-------- Data supplied --------

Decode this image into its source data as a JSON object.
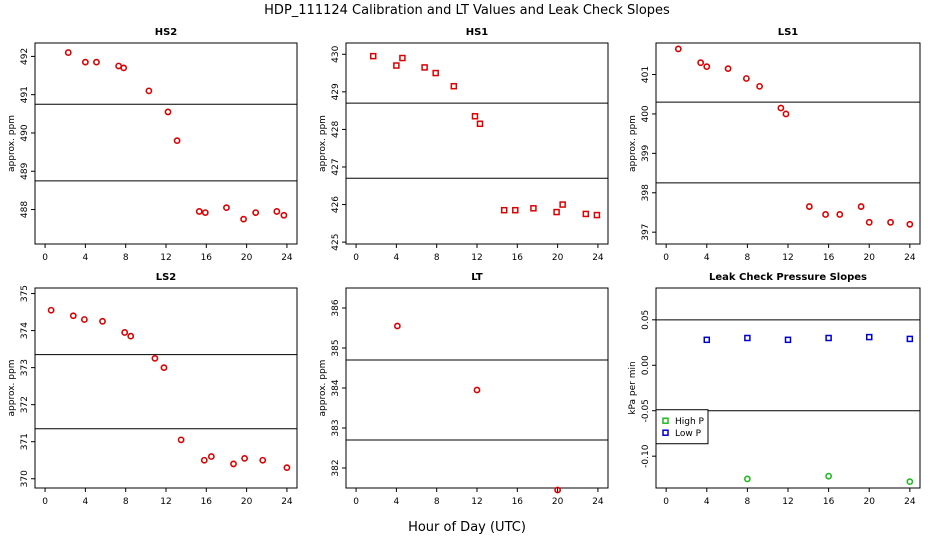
{
  "figure": {
    "title": "HDP_111124  Calibration and LT Values and Leak Check Slopes",
    "xlabel": "Hour of Day (UTC)"
  },
  "colors": {
    "red": "#dd0000",
    "green": "#22bb22",
    "blue": "#0000cc",
    "line": "#000000"
  },
  "chart_data": [
    {
      "type": "scatter",
      "title": "HS2",
      "ylabel": "approx. ppm",
      "xlim": [
        -1,
        25
      ],
      "ylim": [
        487.1,
        492.35
      ],
      "xticks": [
        0,
        4,
        8,
        12,
        16,
        20,
        24
      ],
      "yticks": [
        488,
        489,
        490,
        491,
        492
      ],
      "hlines": [
        490.75,
        488.75
      ],
      "series": [
        {
          "color": "red",
          "marker": "circle",
          "x": [
            2.3,
            4.0,
            5.1,
            7.3,
            7.8,
            10.3,
            12.2,
            13.1,
            15.3,
            15.9,
            18.0,
            19.7,
            20.9,
            23.0,
            23.7
          ],
          "y": [
            492.1,
            491.85,
            491.85,
            491.75,
            491.7,
            491.1,
            490.55,
            489.8,
            487.95,
            487.92,
            488.05,
            487.75,
            487.92,
            487.95,
            487.85
          ]
        }
      ]
    },
    {
      "type": "scatter",
      "title": "HS1",
      "ylabel": "approx. ppm",
      "xlim": [
        -1,
        25
      ],
      "ylim": [
        424.95,
        430.3
      ],
      "xticks": [
        0,
        4,
        8,
        12,
        16,
        20,
        24
      ],
      "yticks": [
        425,
        426,
        427,
        428,
        429,
        430
      ],
      "hlines": [
        428.7,
        426.7
      ],
      "series": [
        {
          "color": "red",
          "marker": "square",
          "x": [
            1.7,
            4.0,
            4.6,
            6.8,
            7.9,
            9.7,
            11.8,
            12.3,
            14.7,
            15.8,
            17.6,
            19.9,
            20.5,
            22.8,
            23.9
          ],
          "y": [
            429.95,
            429.7,
            429.9,
            429.65,
            429.5,
            429.15,
            428.35,
            428.15,
            425.85,
            425.85,
            425.9,
            425.8,
            426.0,
            425.75,
            425.72
          ]
        }
      ]
    },
    {
      "type": "scatter",
      "title": "LS1",
      "ylabel": "approx. ppm",
      "xlim": [
        -1,
        25
      ],
      "ylim": [
        396.7,
        401.8
      ],
      "xticks": [
        0,
        4,
        8,
        12,
        16,
        20,
        24
      ],
      "yticks": [
        397,
        398,
        399,
        400,
        401
      ],
      "hlines": [
        400.3,
        398.25
      ],
      "series": [
        {
          "color": "red",
          "marker": "circle",
          "x": [
            1.2,
            3.4,
            4.0,
            6.1,
            7.9,
            9.2,
            11.3,
            11.8,
            14.1,
            15.7,
            17.1,
            19.2,
            20.0,
            22.1,
            24.0
          ],
          "y": [
            401.65,
            401.3,
            401.2,
            401.15,
            400.9,
            400.7,
            400.15,
            400.0,
            397.65,
            397.45,
            397.45,
            397.65,
            397.25,
            397.25,
            397.2
          ]
        }
      ]
    },
    {
      "type": "scatter",
      "title": "LS2",
      "ylabel": "approx. ppm",
      "xlim": [
        -1,
        25
      ],
      "ylim": [
        369.75,
        375.15
      ],
      "xticks": [
        0,
        4,
        8,
        12,
        16,
        20,
        24
      ],
      "yticks": [
        370,
        371,
        372,
        373,
        374,
        375
      ],
      "hlines": [
        373.35,
        371.35
      ],
      "series": [
        {
          "color": "red",
          "marker": "circle",
          "x": [
            0.6,
            2.8,
            3.9,
            5.7,
            7.9,
            8.5,
            10.9,
            11.8,
            13.5,
            15.8,
            16.5,
            18.7,
            19.8,
            21.6,
            24.0
          ],
          "y": [
            374.55,
            374.4,
            374.3,
            374.25,
            373.95,
            373.85,
            373.25,
            373.0,
            371.05,
            370.5,
            370.6,
            370.4,
            370.55,
            370.5,
            370.3
          ]
        }
      ]
    },
    {
      "type": "scatter",
      "title": "LT",
      "ylabel": "approx. ppm",
      "xlim": [
        -1,
        25
      ],
      "ylim": [
        381.5,
        386.5
      ],
      "xticks": [
        0,
        4,
        8,
        12,
        16,
        20,
        24
      ],
      "yticks": [
        382,
        383,
        384,
        385,
        386
      ],
      "hlines": [
        384.7,
        382.7
      ],
      "series": [
        {
          "color": "red",
          "marker": "circle",
          "x": [
            4.1,
            12.0,
            20.0
          ],
          "y": [
            385.55,
            383.95,
            381.45
          ]
        }
      ]
    },
    {
      "type": "scatter",
      "title": "Leak Check Pressure Slopes",
      "ylabel": "kPa per min",
      "xlim": [
        -1,
        25
      ],
      "ylim": [
        -0.135,
        0.085
      ],
      "xticks": [
        0,
        4,
        8,
        12,
        16,
        20,
        24
      ],
      "yticks": [
        -0.1,
        -0.05,
        0.0,
        0.05
      ],
      "ytick_labels": [
        "-0.10",
        "-0.05",
        "0.00",
        "0.05"
      ],
      "hlines": [
        0.05,
        -0.05
      ],
      "series": [
        {
          "name": "High P",
          "color": "green",
          "marker": "circle",
          "x": [
            8.0,
            16.0,
            24.0
          ],
          "y": [
            -0.125,
            -0.122,
            -0.128
          ]
        },
        {
          "name": "Low P",
          "color": "blue",
          "marker": "square",
          "x": [
            4.0,
            8.0,
            12.0,
            16.0,
            20.0,
            24.0
          ],
          "y": [
            0.028,
            0.03,
            0.028,
            0.03,
            0.031,
            0.029
          ]
        }
      ],
      "legend": {
        "placement": "bottom-left"
      }
    }
  ]
}
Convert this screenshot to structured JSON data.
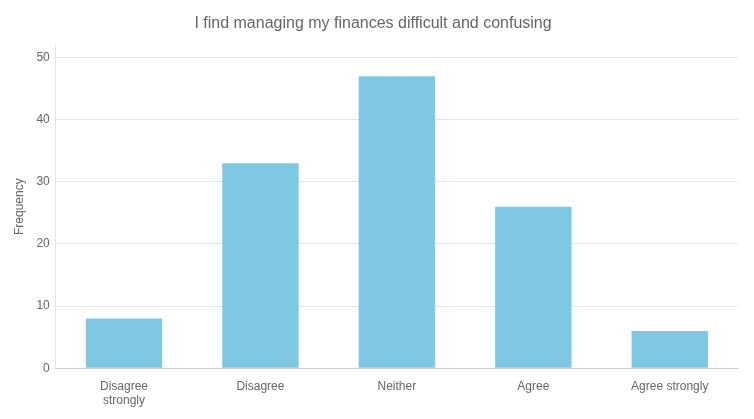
{
  "chart_data": {
    "type": "bar",
    "title": "I find managing my finances difficult and confusing",
    "categories": [
      "Disagree\nstrongly",
      "Disagree",
      "Neither",
      "Agree",
      "Agree strongly"
    ],
    "values": [
      8,
      33,
      47,
      26,
      6
    ],
    "color": "#7EC8E3",
    "ylabel": "Frequency",
    "ylim": [
      0,
      52
    ],
    "yticks": [
      0,
      10,
      20,
      30,
      40,
      50
    ],
    "grid": true
  }
}
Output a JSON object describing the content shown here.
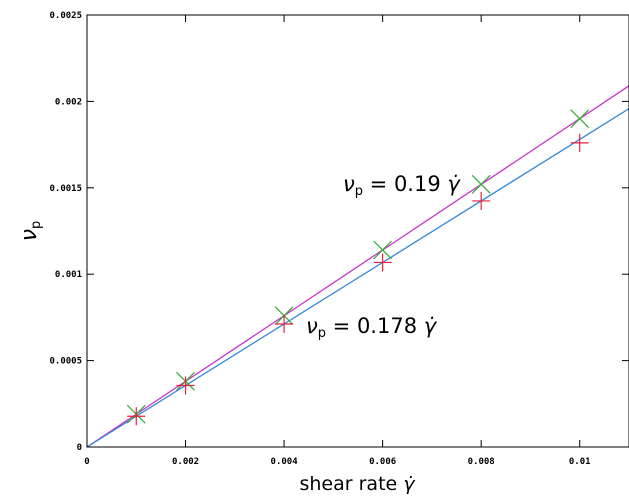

--------

§ Exercise objective
Find the word "Check" in the data and show each line that holds it.

§ Answer in full
    "title": "HDP_111124  Calibration and LT Values and Leak Check Slopes",
      "title": "Leak Check Pressure Slopes",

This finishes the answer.